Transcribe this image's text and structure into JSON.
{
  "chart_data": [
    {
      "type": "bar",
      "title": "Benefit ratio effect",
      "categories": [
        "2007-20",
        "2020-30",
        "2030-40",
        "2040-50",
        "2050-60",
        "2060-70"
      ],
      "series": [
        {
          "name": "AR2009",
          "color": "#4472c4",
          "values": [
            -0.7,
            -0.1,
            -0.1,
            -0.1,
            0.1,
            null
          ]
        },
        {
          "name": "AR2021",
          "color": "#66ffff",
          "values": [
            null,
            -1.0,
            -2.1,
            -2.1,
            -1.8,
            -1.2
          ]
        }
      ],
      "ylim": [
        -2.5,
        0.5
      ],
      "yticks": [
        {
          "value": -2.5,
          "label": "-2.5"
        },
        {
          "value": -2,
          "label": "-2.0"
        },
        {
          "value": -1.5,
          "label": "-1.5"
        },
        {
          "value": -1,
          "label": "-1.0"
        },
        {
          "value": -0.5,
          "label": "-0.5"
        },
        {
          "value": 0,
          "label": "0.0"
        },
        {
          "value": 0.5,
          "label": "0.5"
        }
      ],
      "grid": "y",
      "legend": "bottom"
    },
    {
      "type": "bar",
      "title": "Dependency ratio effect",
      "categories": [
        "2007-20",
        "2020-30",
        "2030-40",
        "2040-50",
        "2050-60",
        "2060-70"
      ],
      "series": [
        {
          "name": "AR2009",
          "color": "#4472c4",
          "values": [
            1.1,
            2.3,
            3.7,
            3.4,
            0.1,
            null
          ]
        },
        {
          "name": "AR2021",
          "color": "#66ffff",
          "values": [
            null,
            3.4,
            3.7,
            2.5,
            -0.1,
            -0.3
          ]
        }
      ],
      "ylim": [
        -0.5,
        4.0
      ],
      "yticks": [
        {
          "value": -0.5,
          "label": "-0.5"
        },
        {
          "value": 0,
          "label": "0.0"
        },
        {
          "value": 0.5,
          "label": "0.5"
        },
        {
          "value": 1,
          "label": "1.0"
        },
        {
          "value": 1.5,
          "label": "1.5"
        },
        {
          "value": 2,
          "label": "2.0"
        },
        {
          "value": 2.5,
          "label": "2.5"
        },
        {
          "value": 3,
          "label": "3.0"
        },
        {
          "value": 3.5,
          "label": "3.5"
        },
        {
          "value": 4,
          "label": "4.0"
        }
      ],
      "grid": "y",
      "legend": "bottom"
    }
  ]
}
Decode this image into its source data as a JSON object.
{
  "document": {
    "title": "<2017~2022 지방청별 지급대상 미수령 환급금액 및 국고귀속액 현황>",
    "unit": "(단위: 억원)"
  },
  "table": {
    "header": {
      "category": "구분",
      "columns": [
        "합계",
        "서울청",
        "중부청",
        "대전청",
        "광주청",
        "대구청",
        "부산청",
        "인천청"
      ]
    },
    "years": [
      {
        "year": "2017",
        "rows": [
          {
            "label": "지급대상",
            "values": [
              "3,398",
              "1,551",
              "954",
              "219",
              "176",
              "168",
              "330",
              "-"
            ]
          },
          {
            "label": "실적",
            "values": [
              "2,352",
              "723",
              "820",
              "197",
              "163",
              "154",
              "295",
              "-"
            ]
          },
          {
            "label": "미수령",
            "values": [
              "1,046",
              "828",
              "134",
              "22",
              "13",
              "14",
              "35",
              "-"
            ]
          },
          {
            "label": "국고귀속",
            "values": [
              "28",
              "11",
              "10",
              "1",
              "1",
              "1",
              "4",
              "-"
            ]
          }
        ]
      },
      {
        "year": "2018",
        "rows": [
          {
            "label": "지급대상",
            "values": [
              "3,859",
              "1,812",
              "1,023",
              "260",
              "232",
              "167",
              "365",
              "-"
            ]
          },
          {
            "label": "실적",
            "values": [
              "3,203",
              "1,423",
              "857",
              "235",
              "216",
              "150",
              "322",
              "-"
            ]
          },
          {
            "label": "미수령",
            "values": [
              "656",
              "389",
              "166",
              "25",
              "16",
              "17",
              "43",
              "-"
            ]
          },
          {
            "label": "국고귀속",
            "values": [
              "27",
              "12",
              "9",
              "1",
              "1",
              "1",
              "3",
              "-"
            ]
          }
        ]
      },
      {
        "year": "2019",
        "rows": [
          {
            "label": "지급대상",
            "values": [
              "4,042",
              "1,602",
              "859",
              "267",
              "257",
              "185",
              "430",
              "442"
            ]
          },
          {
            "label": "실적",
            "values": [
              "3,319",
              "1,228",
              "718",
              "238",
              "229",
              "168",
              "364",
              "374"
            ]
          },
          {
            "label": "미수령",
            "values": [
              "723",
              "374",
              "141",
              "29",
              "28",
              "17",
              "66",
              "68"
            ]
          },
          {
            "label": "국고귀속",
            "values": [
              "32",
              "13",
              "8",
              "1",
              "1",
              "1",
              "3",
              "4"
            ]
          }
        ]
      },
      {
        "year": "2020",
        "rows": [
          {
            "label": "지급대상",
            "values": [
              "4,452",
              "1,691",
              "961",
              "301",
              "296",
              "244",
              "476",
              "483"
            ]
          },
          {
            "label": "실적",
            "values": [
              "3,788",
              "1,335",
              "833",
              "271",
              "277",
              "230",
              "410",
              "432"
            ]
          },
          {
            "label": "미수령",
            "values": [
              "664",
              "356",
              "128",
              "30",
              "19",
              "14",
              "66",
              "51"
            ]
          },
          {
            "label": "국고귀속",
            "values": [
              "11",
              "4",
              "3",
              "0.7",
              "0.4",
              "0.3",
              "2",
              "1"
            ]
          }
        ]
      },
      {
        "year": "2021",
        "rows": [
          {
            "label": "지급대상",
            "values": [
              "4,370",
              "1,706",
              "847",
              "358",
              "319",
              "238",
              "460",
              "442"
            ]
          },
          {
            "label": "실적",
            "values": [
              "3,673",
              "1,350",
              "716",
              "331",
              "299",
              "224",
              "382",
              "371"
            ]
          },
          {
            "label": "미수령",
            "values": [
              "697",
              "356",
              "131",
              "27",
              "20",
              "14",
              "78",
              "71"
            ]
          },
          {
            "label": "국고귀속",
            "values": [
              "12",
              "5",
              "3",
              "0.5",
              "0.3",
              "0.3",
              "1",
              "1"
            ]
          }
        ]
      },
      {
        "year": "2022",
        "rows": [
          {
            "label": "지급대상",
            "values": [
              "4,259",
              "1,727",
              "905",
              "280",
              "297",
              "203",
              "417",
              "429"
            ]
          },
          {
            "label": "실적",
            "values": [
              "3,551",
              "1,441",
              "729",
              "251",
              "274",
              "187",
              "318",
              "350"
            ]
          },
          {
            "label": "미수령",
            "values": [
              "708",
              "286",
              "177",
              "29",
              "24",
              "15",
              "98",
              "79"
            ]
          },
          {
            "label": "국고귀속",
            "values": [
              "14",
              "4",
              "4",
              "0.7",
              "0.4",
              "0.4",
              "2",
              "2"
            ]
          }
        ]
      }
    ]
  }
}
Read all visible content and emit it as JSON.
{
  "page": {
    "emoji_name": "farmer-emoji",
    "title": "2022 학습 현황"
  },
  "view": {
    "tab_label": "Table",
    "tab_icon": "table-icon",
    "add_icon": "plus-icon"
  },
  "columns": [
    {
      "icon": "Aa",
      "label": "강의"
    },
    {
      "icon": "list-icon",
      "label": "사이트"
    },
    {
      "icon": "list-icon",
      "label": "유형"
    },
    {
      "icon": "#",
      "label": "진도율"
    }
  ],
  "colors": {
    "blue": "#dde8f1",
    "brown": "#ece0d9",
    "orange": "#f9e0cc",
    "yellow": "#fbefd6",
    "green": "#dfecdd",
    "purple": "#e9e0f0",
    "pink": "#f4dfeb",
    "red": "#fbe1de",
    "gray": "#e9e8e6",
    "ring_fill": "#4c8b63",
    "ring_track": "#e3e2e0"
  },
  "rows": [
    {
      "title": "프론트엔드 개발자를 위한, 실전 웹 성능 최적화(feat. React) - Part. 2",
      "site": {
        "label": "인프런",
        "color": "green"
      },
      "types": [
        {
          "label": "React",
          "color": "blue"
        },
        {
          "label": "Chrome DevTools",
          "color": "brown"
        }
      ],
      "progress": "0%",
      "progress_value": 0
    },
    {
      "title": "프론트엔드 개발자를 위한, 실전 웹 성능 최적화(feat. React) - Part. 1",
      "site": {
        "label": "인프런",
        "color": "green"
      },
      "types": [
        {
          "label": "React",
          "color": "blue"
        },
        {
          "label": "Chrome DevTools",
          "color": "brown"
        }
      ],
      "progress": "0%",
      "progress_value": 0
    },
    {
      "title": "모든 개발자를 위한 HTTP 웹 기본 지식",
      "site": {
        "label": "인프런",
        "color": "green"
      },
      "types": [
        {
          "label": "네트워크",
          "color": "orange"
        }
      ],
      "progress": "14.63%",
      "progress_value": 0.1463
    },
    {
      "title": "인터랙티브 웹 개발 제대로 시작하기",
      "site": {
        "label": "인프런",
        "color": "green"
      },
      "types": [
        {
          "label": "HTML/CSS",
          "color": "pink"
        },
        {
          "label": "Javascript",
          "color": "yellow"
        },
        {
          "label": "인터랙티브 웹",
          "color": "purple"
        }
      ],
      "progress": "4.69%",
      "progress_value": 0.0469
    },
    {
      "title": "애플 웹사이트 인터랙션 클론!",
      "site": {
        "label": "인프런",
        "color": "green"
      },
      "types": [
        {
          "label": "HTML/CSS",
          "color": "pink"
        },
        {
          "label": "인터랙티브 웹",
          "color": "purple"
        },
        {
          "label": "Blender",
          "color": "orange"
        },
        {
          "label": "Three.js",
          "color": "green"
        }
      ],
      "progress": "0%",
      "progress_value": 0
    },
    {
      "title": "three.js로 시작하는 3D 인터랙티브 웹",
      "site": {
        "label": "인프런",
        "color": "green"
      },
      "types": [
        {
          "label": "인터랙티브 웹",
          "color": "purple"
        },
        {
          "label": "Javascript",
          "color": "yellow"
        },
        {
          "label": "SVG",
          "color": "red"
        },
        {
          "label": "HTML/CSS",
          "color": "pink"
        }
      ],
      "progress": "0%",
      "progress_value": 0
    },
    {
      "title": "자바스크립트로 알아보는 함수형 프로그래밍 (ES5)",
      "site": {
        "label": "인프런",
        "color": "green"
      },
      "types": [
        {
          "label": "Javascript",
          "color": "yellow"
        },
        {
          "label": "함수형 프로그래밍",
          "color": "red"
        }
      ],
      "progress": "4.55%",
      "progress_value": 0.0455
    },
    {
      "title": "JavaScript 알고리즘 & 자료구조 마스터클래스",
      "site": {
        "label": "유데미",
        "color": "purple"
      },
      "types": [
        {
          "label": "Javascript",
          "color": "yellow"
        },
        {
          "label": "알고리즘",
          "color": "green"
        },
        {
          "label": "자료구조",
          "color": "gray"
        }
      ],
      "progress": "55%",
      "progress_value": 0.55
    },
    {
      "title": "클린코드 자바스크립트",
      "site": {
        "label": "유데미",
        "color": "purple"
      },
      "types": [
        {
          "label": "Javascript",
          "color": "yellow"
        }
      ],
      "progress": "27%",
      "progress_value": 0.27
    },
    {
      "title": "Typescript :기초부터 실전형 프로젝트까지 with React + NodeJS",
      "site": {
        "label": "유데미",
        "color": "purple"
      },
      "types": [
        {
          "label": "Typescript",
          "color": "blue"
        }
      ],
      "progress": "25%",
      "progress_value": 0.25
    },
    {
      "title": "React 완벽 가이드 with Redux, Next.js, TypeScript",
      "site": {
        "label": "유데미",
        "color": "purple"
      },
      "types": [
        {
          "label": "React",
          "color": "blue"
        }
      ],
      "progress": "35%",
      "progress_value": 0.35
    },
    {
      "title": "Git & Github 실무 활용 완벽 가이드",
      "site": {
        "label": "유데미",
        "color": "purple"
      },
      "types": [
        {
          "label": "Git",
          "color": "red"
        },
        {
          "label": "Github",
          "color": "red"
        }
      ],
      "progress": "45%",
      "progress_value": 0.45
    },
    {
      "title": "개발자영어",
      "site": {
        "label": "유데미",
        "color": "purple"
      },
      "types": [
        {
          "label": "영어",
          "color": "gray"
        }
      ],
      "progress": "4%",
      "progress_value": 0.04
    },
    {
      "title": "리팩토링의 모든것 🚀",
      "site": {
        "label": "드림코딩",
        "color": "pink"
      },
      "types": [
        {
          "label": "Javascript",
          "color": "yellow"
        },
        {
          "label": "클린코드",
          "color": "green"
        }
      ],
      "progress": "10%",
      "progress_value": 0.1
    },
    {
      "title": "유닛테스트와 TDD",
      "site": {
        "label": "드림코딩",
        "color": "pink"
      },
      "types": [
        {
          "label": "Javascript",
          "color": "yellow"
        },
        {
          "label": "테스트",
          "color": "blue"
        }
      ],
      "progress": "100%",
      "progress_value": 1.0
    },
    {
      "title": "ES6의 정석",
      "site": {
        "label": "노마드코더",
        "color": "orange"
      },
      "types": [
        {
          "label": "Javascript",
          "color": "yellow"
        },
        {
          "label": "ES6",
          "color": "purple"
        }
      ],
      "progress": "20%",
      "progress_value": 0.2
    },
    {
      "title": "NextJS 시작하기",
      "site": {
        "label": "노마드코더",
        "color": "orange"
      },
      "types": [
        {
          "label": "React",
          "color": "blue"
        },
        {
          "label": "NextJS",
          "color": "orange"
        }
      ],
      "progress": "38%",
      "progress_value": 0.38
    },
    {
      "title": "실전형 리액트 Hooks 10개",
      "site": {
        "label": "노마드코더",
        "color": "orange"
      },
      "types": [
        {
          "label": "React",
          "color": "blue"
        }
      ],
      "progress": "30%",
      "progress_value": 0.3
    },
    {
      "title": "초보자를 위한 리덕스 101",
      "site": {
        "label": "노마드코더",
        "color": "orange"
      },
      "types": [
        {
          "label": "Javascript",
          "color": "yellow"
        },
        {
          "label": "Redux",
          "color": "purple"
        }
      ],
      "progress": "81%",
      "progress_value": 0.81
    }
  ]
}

- - - - -

| Written request |
Within the records, how many lines include "Redux"? The answer is the number and nothing else.

| Result of the task |
2